(Görev tanımı A): Aşağıdaki satırlardan "915, 339, 918]" içeren satırdan başlayıp "18, 4, 987]" içeren satıra kadar olanların hepsini, iki uç da dahil olmak üzere, boş satırları atlayarak numaralı liste biçiminde yazın.

(Verilen metin):
Soner Polat: Değerli (!) yalnızlık yetmez!

"ABD ve Batı ülkelerinin Türkiye’nin Suriye politikalarına destek vereceğini düşünmek hiçbir koşulda gerçekçi değildir"

ABD, Suriye’nin kuzeyini tahkim ediyor. Ağır silahlar da dâhil binlerce TIR silah ve cephane PKK’ya devredildi. Yasa çıkararak vergi mükelleflerinin cebinden teröristleri maaşa bağladı. Suriye’nin yaklaşık yüzde 30’unu bütünüyle ABD denetliyor.

 

 

ABD’NİN ASKERİ FAALİYETLERİ

 

Bu alanda Suriye’nin enerji ve su kaynaklarının neredeyse tamamı yer alıyor. ABD’nin üslenme faaliyetleri bütün hızıyla devam ediyor. Haseke’de lojistik önemi çok büyük iki önemli hava üssü kurdu. Bu üsler PYD bölgesi ile Kuzey Irak arasında irtibat sağlıyor. Toplam 13 harekât üssü ile Türkiye karşı tertipleniyor. Münbiç’teki iki üs doğrudan Fırat Kalkanı bölgemizi tehdit ediyor. Türkiye’yi gözetlemek ve hava savunması için üç büyük radar istasyonu tesis edildi.

 

Ayrıca 14 taşınabilir radar ile hava gözetlemesini boşluk bırakmadan sürdürüyor. Bu girişimler ABD’nin bu bölgede “uçuşa yasak bölge” için hazırlık yaptığını gösteriyor. Çok dikkatli olmalıyız. Dostlarımızı da uyarmalıyız. ABD, Münbiç’te Türkiye’yi resmen oyalıyor. Pentagon sözcüsü Eric Pahon, Hürriyet’ten Cansu Çamlıbel’e, “Münbiç’in içine Türk askerlerinin girmeyeceğini” söyledi. Nasıl bir anlaşma yapıldığını bilmiyoruz. ABD, “Suriye’de kalıcı olacağını” söyleyerek Türkiye’ye yönelik tehdidin boyutunu da sergiledi. Trump’ın, “Suriye’den çekileceğiz!” söylemi üst üste açıklamalarla gündemden düşürüldü.

(Görev tanımı B): ABD'nin Suriye'deki faaliyetlerini anlatan metindeki "Suriye’nin yaklaşık yüzde 30’unu bütünüyle ABD denetliyor." cümlesini İngilizceye çevirin.

[Kayıtlı satırlar]
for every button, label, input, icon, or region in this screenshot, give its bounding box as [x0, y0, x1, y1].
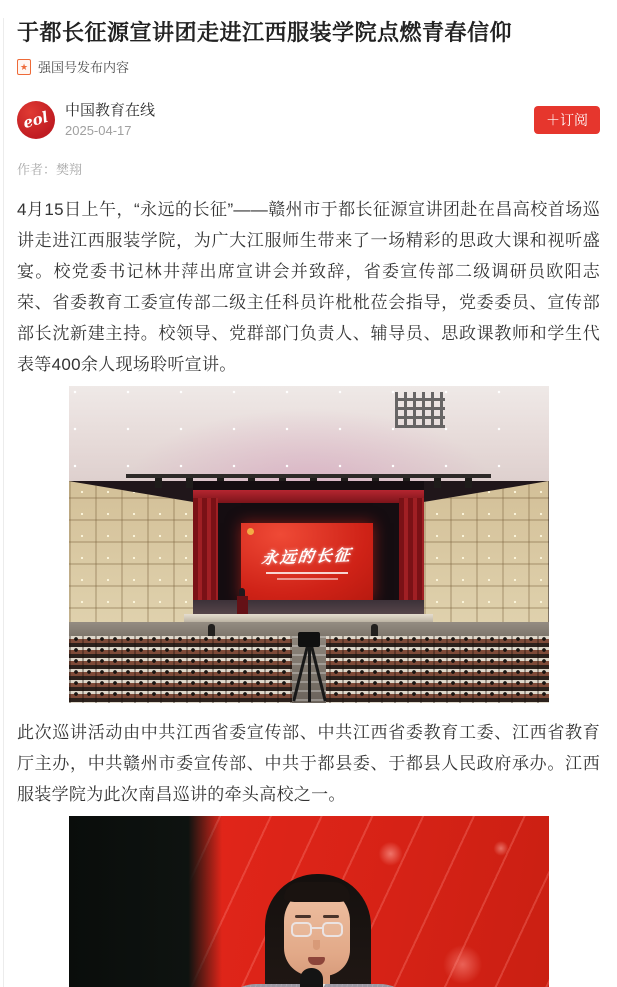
speaker-eyebrow	[323, 915, 339, 918]
glasses-lens	[291, 922, 312, 937]
screen-subtitle-bar	[266, 572, 348, 574]
author-line: 作者：樊翔	[17, 162, 83, 177]
speaker-eyebrow	[295, 915, 311, 918]
publisher-logo-text: eol	[21, 107, 51, 133]
curtain-valance	[193, 490, 423, 503]
left-border-rule	[3, 18, 4, 987]
video-camera	[298, 632, 320, 647]
speaker-hair-fringe	[284, 882, 350, 902]
tripod-leg	[308, 646, 311, 702]
dark-stage-curtain	[69, 816, 223, 987]
publisher-name[interactable]: 中国教育在线	[65, 101, 156, 119]
microphone	[300, 968, 323, 987]
article-page	[0, 18, 617, 987]
speaker-nose	[313, 940, 320, 950]
publisher-meta	[65, 102, 155, 139]
stage-front-edge	[184, 614, 434, 622]
speaker-glasses	[291, 922, 343, 937]
auditorium-ceiling	[69, 386, 549, 481]
article-paragraph: 此次巡讲活动由中共江西省委宣传部、中共江西省委教育工委、江西省教育厅主办，中共赣州市委宣传部、中共于都县委、于都县人民政府承办。江西服装学院为此次南昌巡讲的牵头高校之一。	[17, 723, 600, 804]
led-screen	[241, 523, 373, 600]
glasses-bridge	[312, 927, 322, 929]
glasses-lens	[322, 922, 343, 937]
photo-auditorium-wide-shot[interactable]	[69, 386, 549, 703]
stage-apron	[193, 600, 423, 614]
bookmark-star-icon: ★	[17, 59, 31, 75]
auditorium-wall-right	[424, 481, 549, 631]
speaker-mouth	[308, 957, 325, 965]
qiangguo-badge	[17, 58, 600, 75]
lighting-rig	[395, 392, 445, 428]
subscribe-button[interactable]: ＋订阅	[534, 106, 600, 134]
screen-logo-dot	[247, 528, 254, 535]
podium	[237, 596, 248, 615]
page-title: 于都长征源宣讲团走进江西服装学院点燃青春信仰	[17, 20, 513, 45]
screen-credit-bar	[277, 578, 338, 580]
article-paragraph: 4月15日上午，“永远的长征”——赣州市于都长征源宣讲团赴在昌高校首场巡讲走进江西服装学院，为广大江服师生带来了一场精彩的思政大课和视听盛宴。校党委书记林井萍出席宣讲会并致辞，省委宣传部二级调研员欧阳志荣、省委教育工委宣传部二级主任科员许枇枇莅会指导，党委委员、宣传部部长沈新建主持。校领导、党群部门负责人、辅导员、思政课教师和学生代表等400余人现场聆听宣讲。	[17, 200, 600, 374]
auditorium-wall-left	[69, 481, 194, 631]
photo-speaker-at-podium[interactable]	[69, 816, 549, 987]
publisher-avatar[interactable]	[17, 101, 55, 139]
screen-calligraphy-title: 永远的长征	[260, 546, 354, 568]
badge-label: 强国号发布内容	[38, 60, 130, 75]
publish-date: 2025-04-17	[65, 122, 132, 138]
publisher-row	[17, 101, 600, 139]
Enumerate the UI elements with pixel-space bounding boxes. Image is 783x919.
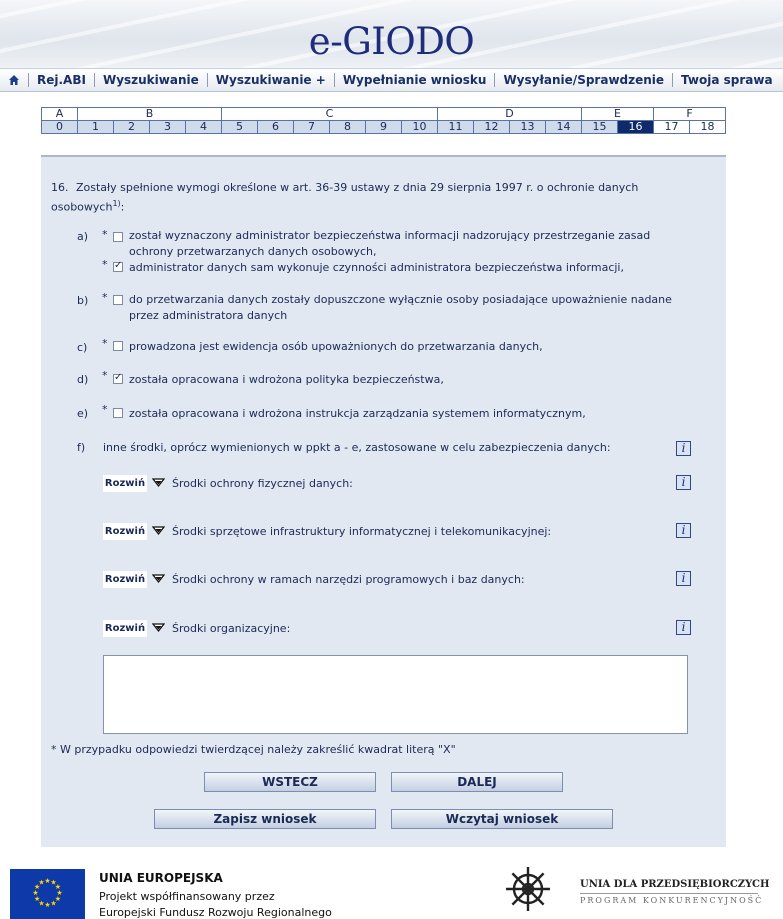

(Alıştırma cevabı A):
1. speaker-eyebrow	[323, 915, 339, 918]
2. glasses-lens	[291, 922, 312, 937]
3. screen-subtitle-bar	[266, 572, 348, 574]
4. author-line: 作者：樊翔	[17, 162, 83, 177]
5. speaker-eyebrow	[295, 915, 311, 918]
6. publisher-logo-text: eol	[21, 107, 51, 133]
7. curtain-valance	[193, 490, 423, 503]
8. left-border-rule	[3, 18, 4, 987]

(Alıştırma cevabı B): The US fully controls about 30 percent of Syria.